YOUR INSTRUCTIONS: Give the count of lines that include the string "всем". Add nothing to it.

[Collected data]
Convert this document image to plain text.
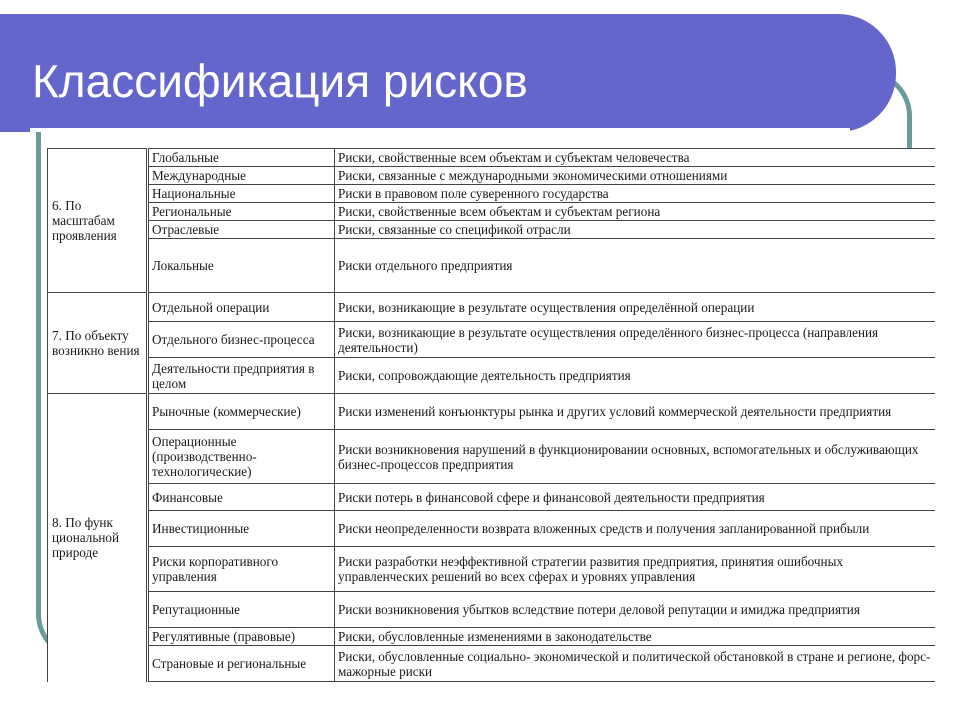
Классификация рисков
6. По масштабам проявления	Глобальные	Риски, свойственные всем объектам и субъектам человечества
	Международные	Риски, связанные с международными экономическими отношениями
	Национальные	Риски в правовом поле суверенного государства
	Региональные	Риски, свойственные всем объектам и субъектам региона
	Отраслевые	Риски, связанные со спецификой отрасли
	Локальные	Риски отдельного предприятия
7. По объекту возникно вения	Отдельной операции	Риски, возникающие в результате осуществления определённой операции
	Отдельного бизнес-процесса	Риски, возникающие в результате осуществления определённого бизнес-процесса (направления деятельности)
	Деятельности предприятия в целом	Риски, сопровождающие деятельность предприятия
8. По функ циональной природе	Рыночные (коммерческие)	Риски изменений конъюнктуры рынка и других условий коммерческой деятельности предприятия
	Операционные (производственно-технологические)	Риски возникновения нарушений в функционировании основных, вспомогательных и обслуживающих бизнес-процессов предприятия
	Финансовые	Риски потерь в финансовой сфере и финансовой деятельности предприятия
	Инвестиционные	Риски неопределенности возврата вложенных средств и получения запланированной прибыли
	Риски корпоративного управления	Риски разработки неэффективной стратегии развития предприятия, принятия ошибочных управленческих решений во всех сферах и уровнях управления
	Репутационные	Риски возникновения убытков вследствие потери деловой репутации и имиджа предприятия
	Регулятивные (правовые)	Риски, обусловленные изменениями в законодательстве
	Страновые и региональные	Риски, обусловленные социально- экономической и политической обстановкой в стране и регионе, форс-мажорные риски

OUTPUT FOR THIS TASK: 2